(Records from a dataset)
::::::

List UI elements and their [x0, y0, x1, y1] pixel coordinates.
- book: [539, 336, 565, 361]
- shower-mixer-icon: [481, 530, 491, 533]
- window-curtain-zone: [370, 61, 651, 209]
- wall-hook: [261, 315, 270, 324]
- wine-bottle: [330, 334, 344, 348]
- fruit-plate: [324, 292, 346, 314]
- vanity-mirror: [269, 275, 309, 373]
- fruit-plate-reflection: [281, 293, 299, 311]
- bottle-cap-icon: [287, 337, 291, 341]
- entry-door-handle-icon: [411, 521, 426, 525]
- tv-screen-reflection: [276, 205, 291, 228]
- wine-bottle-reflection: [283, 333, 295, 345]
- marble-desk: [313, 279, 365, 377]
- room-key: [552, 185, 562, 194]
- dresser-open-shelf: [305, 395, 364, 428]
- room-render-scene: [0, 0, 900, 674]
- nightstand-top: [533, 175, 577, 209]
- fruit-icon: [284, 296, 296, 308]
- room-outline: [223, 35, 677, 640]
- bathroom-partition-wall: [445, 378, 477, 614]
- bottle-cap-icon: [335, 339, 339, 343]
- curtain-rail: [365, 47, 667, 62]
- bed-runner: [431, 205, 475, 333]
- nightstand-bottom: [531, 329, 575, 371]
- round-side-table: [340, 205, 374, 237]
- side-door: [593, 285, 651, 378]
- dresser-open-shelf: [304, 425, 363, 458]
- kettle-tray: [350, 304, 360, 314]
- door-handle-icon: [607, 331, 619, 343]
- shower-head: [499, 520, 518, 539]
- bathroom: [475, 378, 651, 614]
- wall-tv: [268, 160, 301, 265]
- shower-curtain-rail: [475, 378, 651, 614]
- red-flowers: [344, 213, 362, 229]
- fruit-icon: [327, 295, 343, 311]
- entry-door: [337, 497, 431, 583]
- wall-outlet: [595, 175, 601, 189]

::::::

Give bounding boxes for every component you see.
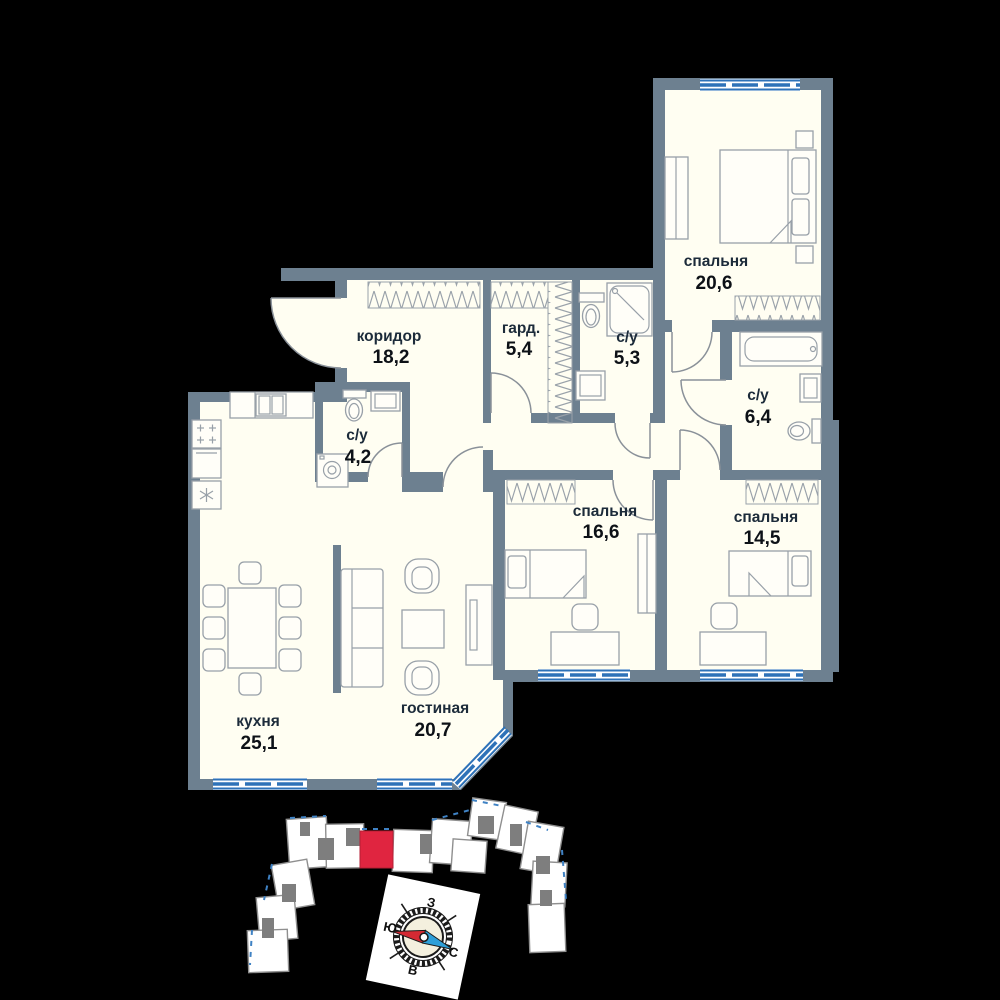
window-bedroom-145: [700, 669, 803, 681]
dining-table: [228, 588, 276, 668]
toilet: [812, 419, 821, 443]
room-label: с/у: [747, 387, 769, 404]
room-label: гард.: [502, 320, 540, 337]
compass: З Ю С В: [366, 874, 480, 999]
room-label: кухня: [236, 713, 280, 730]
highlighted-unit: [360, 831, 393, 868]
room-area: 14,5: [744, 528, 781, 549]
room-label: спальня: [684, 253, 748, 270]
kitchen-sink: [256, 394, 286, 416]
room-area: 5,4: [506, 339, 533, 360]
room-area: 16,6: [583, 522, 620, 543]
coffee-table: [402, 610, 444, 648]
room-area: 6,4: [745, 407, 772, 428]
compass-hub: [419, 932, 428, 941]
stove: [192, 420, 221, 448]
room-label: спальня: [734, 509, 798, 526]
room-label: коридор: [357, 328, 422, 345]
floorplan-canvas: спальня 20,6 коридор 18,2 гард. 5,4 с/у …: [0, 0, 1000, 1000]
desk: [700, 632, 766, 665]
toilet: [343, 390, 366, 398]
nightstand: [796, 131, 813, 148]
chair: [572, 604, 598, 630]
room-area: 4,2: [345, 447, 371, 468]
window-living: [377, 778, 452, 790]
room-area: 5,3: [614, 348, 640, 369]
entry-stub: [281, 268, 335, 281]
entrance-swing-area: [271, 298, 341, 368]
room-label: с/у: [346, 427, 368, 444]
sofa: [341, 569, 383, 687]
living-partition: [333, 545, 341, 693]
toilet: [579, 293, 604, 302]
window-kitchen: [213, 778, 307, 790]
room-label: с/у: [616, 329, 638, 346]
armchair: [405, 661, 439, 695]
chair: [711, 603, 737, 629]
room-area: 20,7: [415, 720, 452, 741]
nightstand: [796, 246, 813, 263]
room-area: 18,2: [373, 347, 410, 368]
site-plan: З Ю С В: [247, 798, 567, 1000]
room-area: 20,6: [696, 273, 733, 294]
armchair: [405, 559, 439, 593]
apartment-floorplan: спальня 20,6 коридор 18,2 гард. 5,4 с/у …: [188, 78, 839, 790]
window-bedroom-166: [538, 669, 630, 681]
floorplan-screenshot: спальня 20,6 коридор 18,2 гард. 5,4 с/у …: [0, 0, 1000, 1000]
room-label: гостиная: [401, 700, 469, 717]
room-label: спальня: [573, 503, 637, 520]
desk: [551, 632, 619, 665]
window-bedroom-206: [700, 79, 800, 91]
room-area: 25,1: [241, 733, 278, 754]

::::::

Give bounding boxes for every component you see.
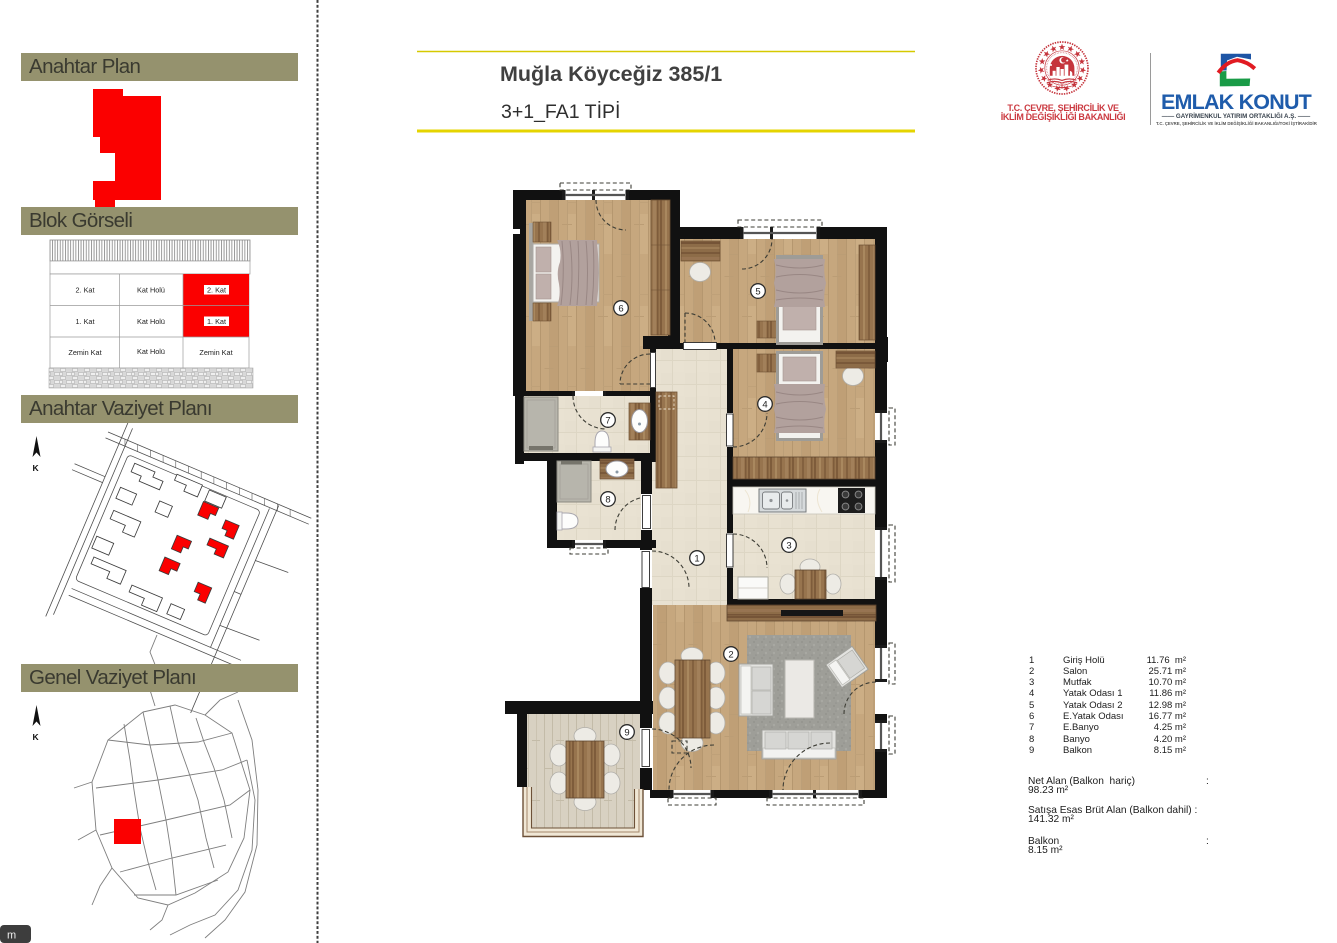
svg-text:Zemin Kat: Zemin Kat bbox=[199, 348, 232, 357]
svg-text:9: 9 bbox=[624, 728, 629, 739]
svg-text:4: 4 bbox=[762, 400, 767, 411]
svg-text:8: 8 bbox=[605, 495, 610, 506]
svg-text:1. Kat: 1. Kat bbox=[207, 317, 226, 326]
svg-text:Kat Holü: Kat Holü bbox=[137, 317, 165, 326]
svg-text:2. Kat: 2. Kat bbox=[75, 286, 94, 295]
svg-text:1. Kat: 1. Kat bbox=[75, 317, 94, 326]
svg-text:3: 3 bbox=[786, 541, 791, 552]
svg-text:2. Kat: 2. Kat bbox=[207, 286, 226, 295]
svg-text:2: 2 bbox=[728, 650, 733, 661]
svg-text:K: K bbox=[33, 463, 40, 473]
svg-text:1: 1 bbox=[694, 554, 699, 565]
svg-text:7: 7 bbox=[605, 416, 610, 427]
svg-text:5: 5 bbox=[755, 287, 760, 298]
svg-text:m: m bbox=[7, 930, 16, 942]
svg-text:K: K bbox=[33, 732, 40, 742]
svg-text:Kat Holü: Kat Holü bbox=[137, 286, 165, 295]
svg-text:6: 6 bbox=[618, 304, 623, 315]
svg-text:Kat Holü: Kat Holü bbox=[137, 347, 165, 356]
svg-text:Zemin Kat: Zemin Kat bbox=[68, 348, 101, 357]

::::::

_Problem details_
Change "fruit-plate" to "fruit-bowl" in the lines between the one holding "List UI elements" and the one holding "- vanity-mirror: [269, 275, 309, 373]", inclusive, and write out those lines again with everything else left as it is.

_Response to this task_
List UI elements and their [x0, y0, x1, y1] pixel coordinates.
- book: [539, 336, 565, 361]
- shower-mixer-icon: [481, 530, 491, 533]
- window-curtain-zone: [370, 61, 651, 209]
- wall-hook: [261, 315, 270, 324]
- wine-bottle: [330, 334, 344, 348]
- fruit-bowl: [324, 292, 346, 314]
- vanity-mirror: [269, 275, 309, 373]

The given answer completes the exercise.